▶ **WORK INSTRUCTIONS**
No images are to be carried over; print all other material exactly as it stands.
# start of WORKING DATA
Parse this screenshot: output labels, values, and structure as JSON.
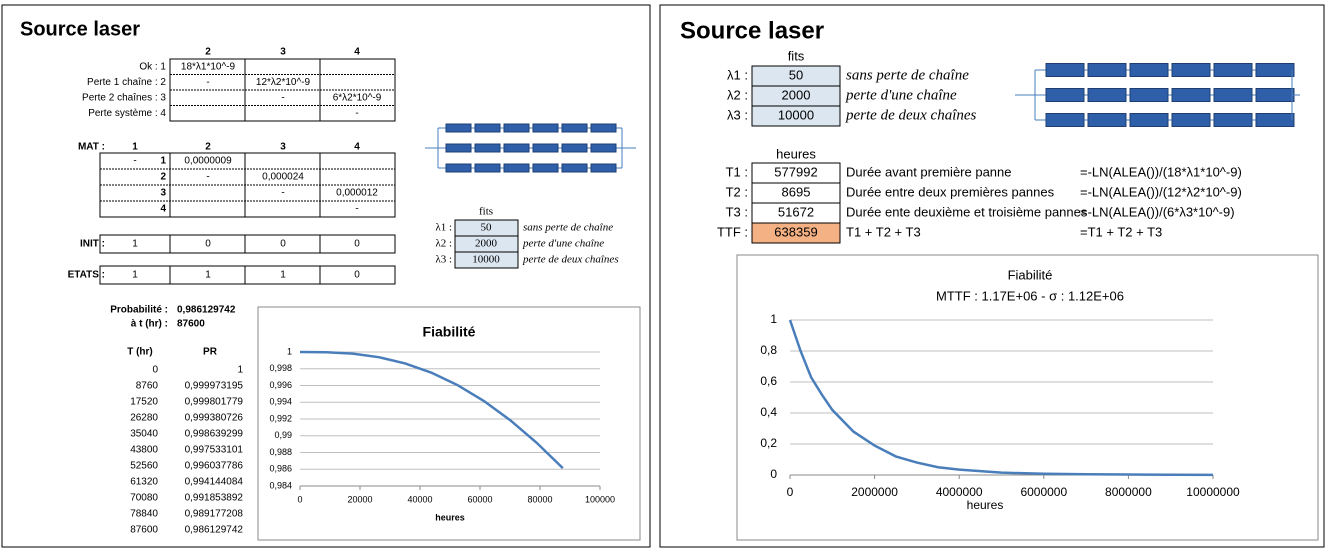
{
  "left": {
    "title": "Source laser",
    "transition": {
      "col_headers": [
        "2",
        "3",
        "4"
      ],
      "rows": [
        {
          "label": "Ok : 1",
          "2": "18*λ1*10^-9"
        },
        {
          "label": "Perte 1 chaîne : 2",
          "2": "-",
          "3": "12*λ2*10^-9"
        },
        {
          "label": "Perte 2 chaînes : 3",
          "3": "-",
          "4": "6*λ2*10^-9"
        },
        {
          "label": "Perte système : 4",
          "4": "-"
        }
      ]
    },
    "mat": {
      "label": "MAT :",
      "col_headers": [
        "1",
        "2",
        "3",
        "4"
      ],
      "rows": [
        {
          "label": "1",
          "1": "-",
          "2": "0,0000009"
        },
        {
          "label": "2",
          "2": "-",
          "3": "0,000024"
        },
        {
          "label": "3",
          "3": "-",
          "4": "0,000012"
        },
        {
          "label": "4",
          "4": "-"
        }
      ]
    },
    "init": {
      "label": "INIT :",
      "values": [
        1,
        0,
        0,
        0
      ]
    },
    "etats": {
      "label": "ETATS :",
      "values": [
        1,
        1,
        1,
        0
      ]
    },
    "fits": {
      "header": "fits",
      "rows": [
        {
          "label": "λ1 :",
          "value": 50,
          "desc": "sans perte de chaîne"
        },
        {
          "label": "λ2 :",
          "value": 2000,
          "desc": "perte d'une chaîne"
        },
        {
          "label": "λ3 :",
          "value": 10000,
          "desc": "perte de deux chaînes"
        }
      ]
    },
    "probability": {
      "label": "Probabilité :",
      "value": "0,986129742"
    },
    "time": {
      "label": "à t (hr) :",
      "value": 87600
    },
    "table": {
      "headers": [
        "T (hr)",
        "PR"
      ],
      "rows": [
        [
          0,
          1
        ],
        [
          8760,
          "0,999973195"
        ],
        [
          17520,
          "0,999801779"
        ],
        [
          26280,
          "0,999380726"
        ],
        [
          35040,
          "0,998639299"
        ],
        [
          43800,
          "0,997533101"
        ],
        [
          52560,
          "0,996037786"
        ],
        [
          61320,
          "0,994144084"
        ],
        [
          70080,
          "0,991853892"
        ],
        [
          78840,
          "0,989177208"
        ],
        [
          87600,
          "0,986129742"
        ]
      ]
    }
  },
  "right": {
    "title": "Source laser",
    "fits": {
      "header": "fits",
      "rows": [
        {
          "label": "λ1 :",
          "value": 50,
          "desc": "sans perte de chaîne"
        },
        {
          "label": "λ2 :",
          "value": 2000,
          "desc": "perte d'une chaîne"
        },
        {
          "label": "λ3 :",
          "value": 10000,
          "desc": "perte de deux chaînes"
        }
      ]
    },
    "hours": {
      "header": "heures",
      "rows": [
        {
          "label": "T1 :",
          "value": 577992,
          "desc": "Durée avant première panne",
          "formula": "=-LN(ALEA())/(18*λ1*10^-9)"
        },
        {
          "label": "T2 :",
          "value": 8695,
          "desc": "Durée entre deux premières pannes",
          "formula": "=-LN(ALEA())/(12*λ2*10^-9)"
        },
        {
          "label": "T3 :",
          "value": 51672,
          "desc": "Durée ente deuxième et troisième pannes",
          "formula": "=-LN(ALEA())/(6*λ3*10^-9)"
        },
        {
          "label": "TTF :",
          "value": 638359,
          "desc": "T1 + T2 + T3",
          "formula": "=T1 + T2 + T3"
        }
      ]
    }
  },
  "chart_data": [
    {
      "type": "line",
      "title": "Fiabilité",
      "x_label": "heures",
      "color": "#4a7ebb",
      "grid": true,
      "x": [
        0,
        8760,
        17520,
        26280,
        35040,
        43800,
        52560,
        61320,
        70080,
        78840,
        87600
      ],
      "values": [
        1,
        0.999973195,
        0.999801779,
        0.999380726,
        0.998639299,
        0.997533101,
        0.996037786,
        0.994144084,
        0.991853892,
        0.989177208,
        0.986129742
      ],
      "xlim": [
        0,
        100000
      ],
      "xticks": [
        0,
        20000,
        40000,
        60000,
        80000,
        100000
      ],
      "ylim": [
        0.984,
        1
      ],
      "yticks": [
        {
          "value": 0.984,
          "label": "0,984"
        },
        {
          "value": 0.986,
          "label": "0,986"
        },
        {
          "value": 0.988,
          "label": "0,988"
        },
        {
          "value": 0.99,
          "label": "0,99"
        },
        {
          "value": 0.992,
          "label": "0,992"
        },
        {
          "value": 0.994,
          "label": "0,994"
        },
        {
          "value": 0.996,
          "label": "0,996"
        },
        {
          "value": 0.998,
          "label": "0,998"
        },
        1
      ]
    },
    {
      "type": "line",
      "title": "Fiabilité",
      "subtitle": "MTTF : 1.17E+06  -  σ : 1.12E+06",
      "x_label": "heures",
      "color": "#4a7ebb",
      "grid": true,
      "x": [
        0,
        250000,
        500000,
        750000,
        1000000,
        1500000,
        2000000,
        2500000,
        3000000,
        3500000,
        4000000,
        5000000,
        6000000,
        7000000,
        8000000,
        9000000,
        10000000
      ],
      "values": [
        1,
        0.8,
        0.63,
        0.52,
        0.42,
        0.28,
        0.19,
        0.12,
        0.08,
        0.05,
        0.035,
        0.015,
        0.008,
        0.005,
        0.003,
        0.002,
        0.001
      ],
      "xlim": [
        0,
        10000000
      ],
      "xticks": [
        0,
        2000000,
        4000000,
        6000000,
        8000000,
        10000000
      ],
      "ylim": [
        0,
        1
      ],
      "yticks": [
        0,
        {
          "value": 0.2,
          "label": "0,2"
        },
        {
          "value": 0.4,
          "label": "0,4"
        },
        {
          "value": 0.6,
          "label": "0,6"
        },
        {
          "value": 0.8,
          "label": "0,8"
        },
        1
      ]
    }
  ]
}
# end of WORKING DATA
▶ **SOLUTION BELOW**
Parse this screenshot: output labels, values, and structure as JSON.
{
  "left": {
    "title": "Source laser",
    "transition": {
      "col_headers": [
        "2",
        "3",
        "4"
      ],
      "rows": [
        {
          "label": "Ok : 1",
          "2": "18*λ1*10^-9"
        },
        {
          "label": "Perte 1 chaîne : 2",
          "2": "-",
          "3": "12*λ2*10^-9"
        },
        {
          "label": "Perte 2 chaînes : 3",
          "3": "-",
          "4": "6*λ2*10^-9"
        },
        {
          "label": "Perte système : 4",
          "4": "-"
        }
      ]
    },
    "mat": {
      "label": "MAT :",
      "col_headers": [
        "1",
        "2",
        "3",
        "4"
      ],
      "rows": [
        {
          "label": "1",
          "1": "-",
          "2": "0,0000009"
        },
        {
          "label": "2",
          "2": "-",
          "3": "0,000024"
        },
        {
          "label": "3",
          "3": "-",
          "4": "0,000012"
        },
        {
          "label": "4",
          "4": "-"
        }
      ]
    },
    "init": {
      "label": "INIT :",
      "values": [
        1,
        0,
        0,
        0
      ]
    },
    "etats": {
      "label": "ETATS :",
      "values": [
        1,
        1,
        1,
        0
      ]
    },
    "fits": {
      "header": "fits",
      "rows": [
        {
          "label": "λ1 :",
          "value": 50,
          "desc": "sans perte de chaîne"
        },
        {
          "label": "λ2 :",
          "value": 2000,
          "desc": "perte d'une chaîne"
        },
        {
          "label": "λ3 :",
          "value": 10000,
          "desc": "perte de deux chaînes"
        }
      ]
    },
    "probability": {
      "label": "Probabilité :",
      "value": "0,986129742"
    },
    "time": {
      "label": "à t (hr) :",
      "value": 87600
    },
    "table": {
      "headers": [
        "T (hr)",
        "PR"
      ],
      "rows": [
        [
          0,
          1
        ],
        [
          8760,
          "0,999973195"
        ],
        [
          17520,
          "0,999801779"
        ],
        [
          26280,
          "0,999380726"
        ],
        [
          35040,
          "0,998639299"
        ],
        [
          43800,
          "0,997533101"
        ],
        [
          52560,
          "0,996037786"
        ],
        [
          61320,
          "0,994144084"
        ],
        [
          70080,
          "0,991853892"
        ],
        [
          78840,
          "0,989177208"
        ],
        [
          87600,
          "0,986129742"
        ]
      ]
    }
  },
  "right": {
    "title": "Source laser",
    "fits": {
      "header": "fits",
      "rows": [
        {
          "label": "λ1 :",
          "value": 50,
          "desc": "sans perte de chaîne"
        },
        {
          "label": "λ2 :",
          "value": 2000,
          "desc": "perte d'une chaîne"
        },
        {
          "label": "λ3 :",
          "value": 10000,
          "desc": "perte de deux chaînes"
        }
      ]
    },
    "hours": {
      "header": "heures",
      "rows": [
        {
          "label": "T1 :",
          "value": 577992,
          "desc": "Durée avant première panne",
          "formula": "=-LN(ALEA())/(18*λ1*10^-9)"
        },
        {
          "label": "T2 :",
          "value": 8695,
          "desc": "Durée entre deux premières pannes",
          "formula": "=-LN(ALEA())/(12*λ2*10^-9)"
        },
        {
          "label": "T3 :",
          "value": 51672,
          "desc": "Durée ente deuxième et troisième pannes",
          "formula": "=-LN(ALEA())/(6*λ3*10^-9)"
        },
        {
          "label": "TTF :",
          "value": 638359,
          "desc": "T1 + T2 + T3",
          "formula": "=T1 + T2 + T3"
        }
      ]
    }
  },
  "chart_data": [
    {
      "type": "line",
      "title": "Fiabilité",
      "x_label": "heures",
      "color": "#4a7ebb",
      "grid": true,
      "x": [
        0,
        8760,
        17520,
        26280,
        35040,
        43800,
        52560,
        61320,
        70080,
        78840,
        87600
      ],
      "values": [
        1,
        0.999973195,
        0.999801779,
        0.999380726,
        0.998639299,
        0.997533101,
        0.996037786,
        0.994144084,
        0.991853892,
        0.989177208,
        0.986129742
      ],
      "xlim": [
        0,
        100000
      ],
      "xticks": [
        0,
        20000,
        40000,
        60000,
        80000,
        100000
      ],
      "ylim": [
        0.984,
        1
      ],
      "yticks": [
        {
          "value": 0.984,
          "label": "0,984"
        },
        {
          "value": 0.986,
          "label": "0,986"
        },
        {
          "value": 0.988,
          "label": "0,988"
        },
        {
          "value": 0.99,
          "label": "0,99"
        },
        {
          "value": 0.992,
          "label": "0,992"
        },
        {
          "value": 0.994,
          "label": "0,994"
        },
        {
          "value": 0.996,
          "label": "0,996"
        },
        {
          "value": 0.998,
          "label": "0,998"
        },
        1
      ]
    },
    {
      "type": "line",
      "title": "Fiabilité",
      "subtitle": "MTTF : 1.17E+06  -  σ : 1.12E+06",
      "x_label": "heures",
      "color": "#4a7ebb",
      "grid": true,
      "x": [
        0,
        250000,
        500000,
        750000,
        1000000,
        1500000,
        2000000,
        2500000,
        3000000,
        3500000,
        4000000,
        5000000,
        6000000,
        7000000,
        8000000,
        9000000,
        10000000
      ],
      "values": [
        1,
        0.8,
        0.63,
        0.52,
        0.42,
        0.28,
        0.19,
        0.12,
        0.08,
        0.05,
        0.035,
        0.015,
        0.008,
        0.005,
        0.003,
        0.002,
        0.001
      ],
      "xlim": [
        0,
        10000000
      ],
      "xticks": [
        0,
        2000000,
        4000000,
        6000000,
        8000000,
        10000000
      ],
      "ylim": [
        0,
        1
      ],
      "yticks": [
        0,
        {
          "value": 0.2,
          "label": "0,2"
        },
        {
          "value": 0.4,
          "label": "0,4"
        },
        {
          "value": 0.6,
          "label": "0,6"
        },
        {
          "value": 0.8,
          "label": "0,8"
        },
        1
      ]
    }
  ]
}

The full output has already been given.